BEGIN Reading passage

I know measuring elapsed time is not always as simple as one would like, and I have some comments.

Regarding System.currentTimeMillis, I think the resolution ("update rate") depends on the OS (and to some degree the hardware).
For instance, a rule of thumb for clock resolution used to be up to ~15 ms for Windows, 10 ms for Linux 2.4 and 1 ms for Linux 2.6. I checked the resolution on a Core 2 Quad system running Windows Vista, and it gave me 1 ms. So it seems the situation is improving at least on some platforms. 

Switching to System.nanoTime is a good move. One should realize that it doesn't provide any guarantees that the resolution is better than for System.currentTimeMillis, but in practice I believe the former provides a higher resolution than the latter on modern systems.
Also, System.nanoTime is defined in relative terms, whereas System.currentTimeMillis is defined in absolute terms. Values from the two cannot be used together (i.e. System.currentTimeMillis()  - (System.nanoTime() / 1000000) is not valid), and values from System.nanoTime cannot be used across JVM boundaries.

END Reading passage

**Required tasks:**
1. Retype the passage on Java timing from "Switching to System.nanoTime" to "on modern systems.", inclusive, word for word.
2. Extend the passage on measuring elapsed time in Java, picking up after its final sentence.

BEGIN Source data

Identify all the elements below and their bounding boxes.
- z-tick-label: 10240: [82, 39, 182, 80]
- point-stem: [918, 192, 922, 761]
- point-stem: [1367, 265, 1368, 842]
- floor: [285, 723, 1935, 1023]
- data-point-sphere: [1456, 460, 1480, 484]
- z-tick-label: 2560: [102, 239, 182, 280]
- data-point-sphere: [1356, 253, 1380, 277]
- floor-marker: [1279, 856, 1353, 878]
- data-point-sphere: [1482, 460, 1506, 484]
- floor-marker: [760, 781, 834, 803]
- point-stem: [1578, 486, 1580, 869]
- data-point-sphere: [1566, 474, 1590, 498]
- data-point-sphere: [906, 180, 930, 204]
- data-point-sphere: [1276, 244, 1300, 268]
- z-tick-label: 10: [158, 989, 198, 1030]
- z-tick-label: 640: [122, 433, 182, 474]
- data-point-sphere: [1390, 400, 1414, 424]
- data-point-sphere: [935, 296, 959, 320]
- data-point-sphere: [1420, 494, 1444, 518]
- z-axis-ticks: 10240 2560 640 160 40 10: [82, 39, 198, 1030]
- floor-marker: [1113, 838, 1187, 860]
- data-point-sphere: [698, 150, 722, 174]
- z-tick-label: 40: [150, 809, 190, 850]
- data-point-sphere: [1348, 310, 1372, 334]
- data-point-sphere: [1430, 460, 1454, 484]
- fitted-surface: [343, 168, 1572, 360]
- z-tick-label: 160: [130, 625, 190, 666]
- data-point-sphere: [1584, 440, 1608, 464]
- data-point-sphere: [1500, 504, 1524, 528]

END Source data

**Answers for the exercise:**
1.
Switching to System.nanoTime is a good move. One should realize that it doesn't provide any guarantees that the resolution is better than for System.currentTimeMillis, but in practice I believe the former provides a higher resolution than the latter on modern systems.

2.
> Use System.nanoTime on JDK 1.5 and higher to get finer precision internal measurements
> --------------------------------------------------------------------------------------
>
>                 Key: DERBY-4462
>                 URL: https://issues.apache.org/jira/browse/DERBY-4462
>             Project: Derby
>          Issue Type: Improvement
>          Components: SQL
>            Reporter: Bryan Pendleton
>            Priority: Minor
>
> Derby uses System.currentTimeMillis() to compute the internal elapsed time of certain operations.
> For example, the parseTime, bindTime, optimizeTime, generateTime, and compileTime measurements
> that are computed by GenericStatement.prepMinion use this technique.
> System.currentTimeMillis is not terribly accurate, since it is only updated 60 times a second; this
> means that it doesn't give very good information about operations that take less than 16 milliseconds,
> and the compilation time of a SQL statement is often shorter than that.
> As Knut Anders observes, we could use System.nanoTime, which is available in JDK 1.5 and above,
> to make more precise measurements.
> See DERBY-4297 for some related observations.